### TO BE DONE
Each line containing the word "name" must be collected.

### Source data
>> begin

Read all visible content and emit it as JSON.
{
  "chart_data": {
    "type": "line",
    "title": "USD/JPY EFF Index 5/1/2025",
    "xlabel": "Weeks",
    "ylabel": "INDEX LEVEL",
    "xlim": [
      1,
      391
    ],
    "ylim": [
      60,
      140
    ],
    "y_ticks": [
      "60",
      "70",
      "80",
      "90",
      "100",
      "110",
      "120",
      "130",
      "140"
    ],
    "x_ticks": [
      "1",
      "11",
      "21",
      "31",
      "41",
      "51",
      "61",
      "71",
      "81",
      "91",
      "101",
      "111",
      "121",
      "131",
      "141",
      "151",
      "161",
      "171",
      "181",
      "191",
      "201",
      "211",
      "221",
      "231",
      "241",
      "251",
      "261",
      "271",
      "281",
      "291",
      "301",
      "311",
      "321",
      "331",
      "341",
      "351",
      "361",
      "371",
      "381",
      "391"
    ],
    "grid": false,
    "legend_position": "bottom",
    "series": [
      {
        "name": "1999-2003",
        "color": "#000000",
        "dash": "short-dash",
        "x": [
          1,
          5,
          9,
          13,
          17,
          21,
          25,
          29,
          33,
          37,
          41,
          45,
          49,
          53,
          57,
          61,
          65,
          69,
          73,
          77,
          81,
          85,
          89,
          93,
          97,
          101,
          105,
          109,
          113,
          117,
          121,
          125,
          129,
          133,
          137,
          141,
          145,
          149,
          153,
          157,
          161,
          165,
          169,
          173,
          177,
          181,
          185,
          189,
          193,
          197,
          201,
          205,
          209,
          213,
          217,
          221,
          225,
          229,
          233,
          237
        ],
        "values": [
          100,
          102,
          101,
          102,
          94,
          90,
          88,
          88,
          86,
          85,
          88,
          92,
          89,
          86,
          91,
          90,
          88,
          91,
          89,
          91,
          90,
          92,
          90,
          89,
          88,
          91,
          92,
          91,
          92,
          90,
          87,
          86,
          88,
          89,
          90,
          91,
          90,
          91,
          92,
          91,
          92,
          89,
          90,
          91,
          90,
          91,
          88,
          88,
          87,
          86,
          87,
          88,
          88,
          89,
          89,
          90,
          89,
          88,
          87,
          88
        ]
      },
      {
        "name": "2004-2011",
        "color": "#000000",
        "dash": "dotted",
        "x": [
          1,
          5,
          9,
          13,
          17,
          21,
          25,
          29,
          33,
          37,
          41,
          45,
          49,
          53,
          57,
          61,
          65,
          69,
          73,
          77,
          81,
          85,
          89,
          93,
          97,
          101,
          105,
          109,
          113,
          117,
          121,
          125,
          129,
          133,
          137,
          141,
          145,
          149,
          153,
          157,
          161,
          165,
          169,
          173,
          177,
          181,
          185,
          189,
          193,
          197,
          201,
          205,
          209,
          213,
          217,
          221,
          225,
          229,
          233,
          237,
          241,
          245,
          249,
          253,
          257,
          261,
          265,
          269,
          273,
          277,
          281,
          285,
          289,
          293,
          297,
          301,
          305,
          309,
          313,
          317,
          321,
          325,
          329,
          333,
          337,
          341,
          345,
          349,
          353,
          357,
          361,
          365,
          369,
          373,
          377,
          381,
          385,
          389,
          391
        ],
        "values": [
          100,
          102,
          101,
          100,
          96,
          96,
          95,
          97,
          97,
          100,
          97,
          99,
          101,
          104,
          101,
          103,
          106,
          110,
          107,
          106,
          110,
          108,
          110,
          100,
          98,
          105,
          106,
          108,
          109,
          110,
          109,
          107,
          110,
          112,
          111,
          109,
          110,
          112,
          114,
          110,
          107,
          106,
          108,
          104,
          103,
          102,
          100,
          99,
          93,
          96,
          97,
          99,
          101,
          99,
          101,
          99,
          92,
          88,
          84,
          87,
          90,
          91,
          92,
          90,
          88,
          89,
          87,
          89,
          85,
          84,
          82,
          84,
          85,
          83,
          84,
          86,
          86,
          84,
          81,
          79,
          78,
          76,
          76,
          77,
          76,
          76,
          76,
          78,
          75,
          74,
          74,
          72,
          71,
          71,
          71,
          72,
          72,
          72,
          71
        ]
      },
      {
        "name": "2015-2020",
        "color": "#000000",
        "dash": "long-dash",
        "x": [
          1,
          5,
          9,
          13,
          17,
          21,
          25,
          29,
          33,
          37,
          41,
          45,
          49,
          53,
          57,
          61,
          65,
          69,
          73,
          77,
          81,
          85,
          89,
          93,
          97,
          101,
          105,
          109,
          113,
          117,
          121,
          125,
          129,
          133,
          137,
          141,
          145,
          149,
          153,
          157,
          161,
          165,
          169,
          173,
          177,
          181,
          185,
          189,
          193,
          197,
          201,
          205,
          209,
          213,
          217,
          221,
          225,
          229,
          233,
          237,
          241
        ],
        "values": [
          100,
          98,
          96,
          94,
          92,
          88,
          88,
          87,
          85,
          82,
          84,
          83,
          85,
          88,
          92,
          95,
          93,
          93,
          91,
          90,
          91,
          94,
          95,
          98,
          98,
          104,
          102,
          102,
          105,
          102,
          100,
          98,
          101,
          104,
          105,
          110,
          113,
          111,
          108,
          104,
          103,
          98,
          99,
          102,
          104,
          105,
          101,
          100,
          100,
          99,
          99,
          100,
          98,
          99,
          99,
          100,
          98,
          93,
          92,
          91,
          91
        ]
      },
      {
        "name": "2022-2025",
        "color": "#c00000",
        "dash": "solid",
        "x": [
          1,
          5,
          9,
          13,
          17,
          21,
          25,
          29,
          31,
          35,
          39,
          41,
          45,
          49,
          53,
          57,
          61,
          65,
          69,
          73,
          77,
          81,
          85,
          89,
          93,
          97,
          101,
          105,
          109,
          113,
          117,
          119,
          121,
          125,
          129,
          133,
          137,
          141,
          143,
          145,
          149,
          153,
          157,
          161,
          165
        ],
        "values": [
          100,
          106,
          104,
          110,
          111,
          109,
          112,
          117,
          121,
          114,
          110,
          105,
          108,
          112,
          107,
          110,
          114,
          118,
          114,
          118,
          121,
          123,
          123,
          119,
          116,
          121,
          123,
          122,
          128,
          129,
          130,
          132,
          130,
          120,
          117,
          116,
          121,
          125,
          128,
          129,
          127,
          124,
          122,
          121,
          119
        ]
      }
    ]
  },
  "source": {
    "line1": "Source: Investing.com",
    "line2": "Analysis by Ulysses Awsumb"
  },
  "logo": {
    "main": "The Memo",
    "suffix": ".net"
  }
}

>> end

### OUTPUT FOR THIS TASK
        "name": "1999-2003",
        "name": "2004-2011",
        "name": "2015-2020",
        "name": "2022-2025",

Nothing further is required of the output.